Dataset entries on figures »
((
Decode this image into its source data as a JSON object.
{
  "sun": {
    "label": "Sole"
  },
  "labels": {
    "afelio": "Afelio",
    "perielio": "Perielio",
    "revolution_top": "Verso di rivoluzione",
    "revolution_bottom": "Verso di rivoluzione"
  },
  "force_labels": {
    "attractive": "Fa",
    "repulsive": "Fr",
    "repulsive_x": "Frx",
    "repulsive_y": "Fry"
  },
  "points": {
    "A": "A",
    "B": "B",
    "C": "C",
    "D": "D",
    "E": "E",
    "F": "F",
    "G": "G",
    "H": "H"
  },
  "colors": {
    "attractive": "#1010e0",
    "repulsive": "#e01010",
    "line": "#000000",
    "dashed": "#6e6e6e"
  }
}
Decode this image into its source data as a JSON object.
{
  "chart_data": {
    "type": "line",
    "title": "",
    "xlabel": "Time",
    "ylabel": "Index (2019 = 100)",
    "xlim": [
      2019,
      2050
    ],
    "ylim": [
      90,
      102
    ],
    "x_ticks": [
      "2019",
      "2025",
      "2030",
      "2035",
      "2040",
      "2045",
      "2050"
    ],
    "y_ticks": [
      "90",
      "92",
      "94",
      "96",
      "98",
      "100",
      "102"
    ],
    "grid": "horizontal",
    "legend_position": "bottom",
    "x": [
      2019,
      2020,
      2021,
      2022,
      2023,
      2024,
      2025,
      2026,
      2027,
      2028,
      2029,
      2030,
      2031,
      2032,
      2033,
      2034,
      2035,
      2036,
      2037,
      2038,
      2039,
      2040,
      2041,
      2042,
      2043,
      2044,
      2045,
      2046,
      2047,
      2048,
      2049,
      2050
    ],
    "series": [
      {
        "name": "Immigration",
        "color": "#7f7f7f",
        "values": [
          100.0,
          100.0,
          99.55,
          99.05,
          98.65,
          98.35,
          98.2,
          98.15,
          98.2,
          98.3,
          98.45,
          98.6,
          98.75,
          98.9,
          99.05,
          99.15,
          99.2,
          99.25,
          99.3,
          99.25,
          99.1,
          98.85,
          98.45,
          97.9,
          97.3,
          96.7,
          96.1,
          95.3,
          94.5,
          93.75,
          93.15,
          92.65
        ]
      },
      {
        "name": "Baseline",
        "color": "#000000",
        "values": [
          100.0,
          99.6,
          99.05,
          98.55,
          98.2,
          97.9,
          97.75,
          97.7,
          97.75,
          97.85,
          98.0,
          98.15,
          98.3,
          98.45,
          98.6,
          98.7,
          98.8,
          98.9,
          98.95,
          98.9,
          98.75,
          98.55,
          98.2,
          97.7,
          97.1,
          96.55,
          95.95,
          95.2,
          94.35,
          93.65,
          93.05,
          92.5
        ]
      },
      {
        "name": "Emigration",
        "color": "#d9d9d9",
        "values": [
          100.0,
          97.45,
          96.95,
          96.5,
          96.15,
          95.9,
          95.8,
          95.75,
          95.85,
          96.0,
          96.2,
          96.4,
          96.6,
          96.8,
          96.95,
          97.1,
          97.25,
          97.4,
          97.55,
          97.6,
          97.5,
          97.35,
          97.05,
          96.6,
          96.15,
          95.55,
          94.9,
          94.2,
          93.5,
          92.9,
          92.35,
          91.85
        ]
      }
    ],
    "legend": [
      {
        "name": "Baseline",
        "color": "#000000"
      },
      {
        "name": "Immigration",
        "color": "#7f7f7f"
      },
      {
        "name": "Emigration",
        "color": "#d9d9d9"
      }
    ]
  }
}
))
Written problem » Reproduce the full listing exactly.

Answer to the exercise »
Decode this image into its source data as a JSON object.
{
  "sun": {
    "label": "Sole"
  },
  "labels": {
    "afelio": "Afelio",
    "perielio": "Perielio",
    "revolution_top": "Verso di rivoluzione",
    "revolution_bottom": "Verso di rivoluzione"
  },
  "force_labels": {
    "attractive": "Fa",
    "repulsive": "Fr",
    "repulsive_x": "Frx",
    "repulsive_y": "Fry"
  },
  "points": {
    "A": "A",
    "B": "B",
    "C": "C",
    "D": "D",
    "E": "E",
    "F": "F",
    "G": "G",
    "H": "H"
  },
  "colors": {
    "attractive": "#1010e0",
    "repulsive": "#e01010",
    "line": "#000000",
    "dashed": "#6e6e6e"
  }
}
Decode this image into its source data as a JSON object.
{
  "chart_data": {
    "type": "line",
    "title": "",
    "xlabel": "Time",
    "ylabel": "Index (2019 = 100)",
    "xlim": [
      2019,
      2050
    ],
    "ylim": [
      90,
      102
    ],
    "x_ticks": [
      "2019",
      "2025",
      "2030",
      "2035",
      "2040",
      "2045",
      "2050"
    ],
    "y_ticks": [
      "90",
      "92",
      "94",
      "96",
      "98",
      "100",
      "102"
    ],
    "grid": "horizontal",
    "legend_position": "bottom",
    "x": [
      2019,
      2020,
      2021,
      2022,
      2023,
      2024,
      2025,
      2026,
      2027,
      2028,
      2029,
      2030,
      2031,
      2032,
      2033,
      2034,
      2035,
      2036,
      2037,
      2038,
      2039,
      2040,
      2041,
      2042,
      2043,
      2044,
      2045,
      2046,
      2047,
      2048,
      2049,
      2050
    ],
    "series": [
      {
        "name": "Immigration",
        "color": "#7f7f7f",
        "values": [
          100.0,
          100.0,
          99.55,
          99.05,
          98.65,
          98.35,
          98.2,
          98.15,
          98.2,
          98.3,
          98.45,
          98.6,
          98.75,
          98.9,
          99.05,
          99.15,
          99.2,
          99.25,
          99.3,
          99.25,
          99.1,
          98.85,
          98.45,
          97.9,
          97.3,
          96.7,
          96.1,
          95.3,
          94.5,
          93.75,
          93.15,
          92.65
        ]
      },
      {
        "name": "Baseline",
        "color": "#000000",
        "values": [
          100.0,
          99.6,
          99.05,
          98.55,
          98.2,
          97.9,
          97.75,
          97.7,
          97.75,
          97.85,
          98.0,
          98.15,
          98.3,
          98.45,
          98.6,
          98.7,
          98.8,
          98.9,
          98.95,
          98.9,
          98.75,
          98.55,
          98.2,
          97.7,
          97.1,
          96.55,
          95.95,
          95.2,
          94.35,
          93.65,
          93.05,
          92.5
        ]
      },
      {
        "name": "Emigration",
        "color": "#d9d9d9",
        "values": [
          100.0,
          97.45,
          96.95,
          96.5,
          96.15,
          95.9,
          95.8,
          95.75,
          95.85,
          96.0,
          96.2,
          96.4,
          96.6,
          96.8,
          96.95,
          97.1,
          97.25,
          97.4,
          97.55,
          97.6,
          97.5,
          97.35,
          97.05,
          96.6,
          96.15,
          95.55,
          94.9,
          94.2,
          93.5,
          92.9,
          92.35,
          91.85
        ]
      }
    ],
    "legend": [
      {
        "name": "Baseline",
        "color": "#000000"
      },
      {
        "name": "Immigration",
        "color": "#7f7f7f"
      },
      {
        "name": "Emigration",
        "color": "#d9d9d9"
      }
    ]
  }
}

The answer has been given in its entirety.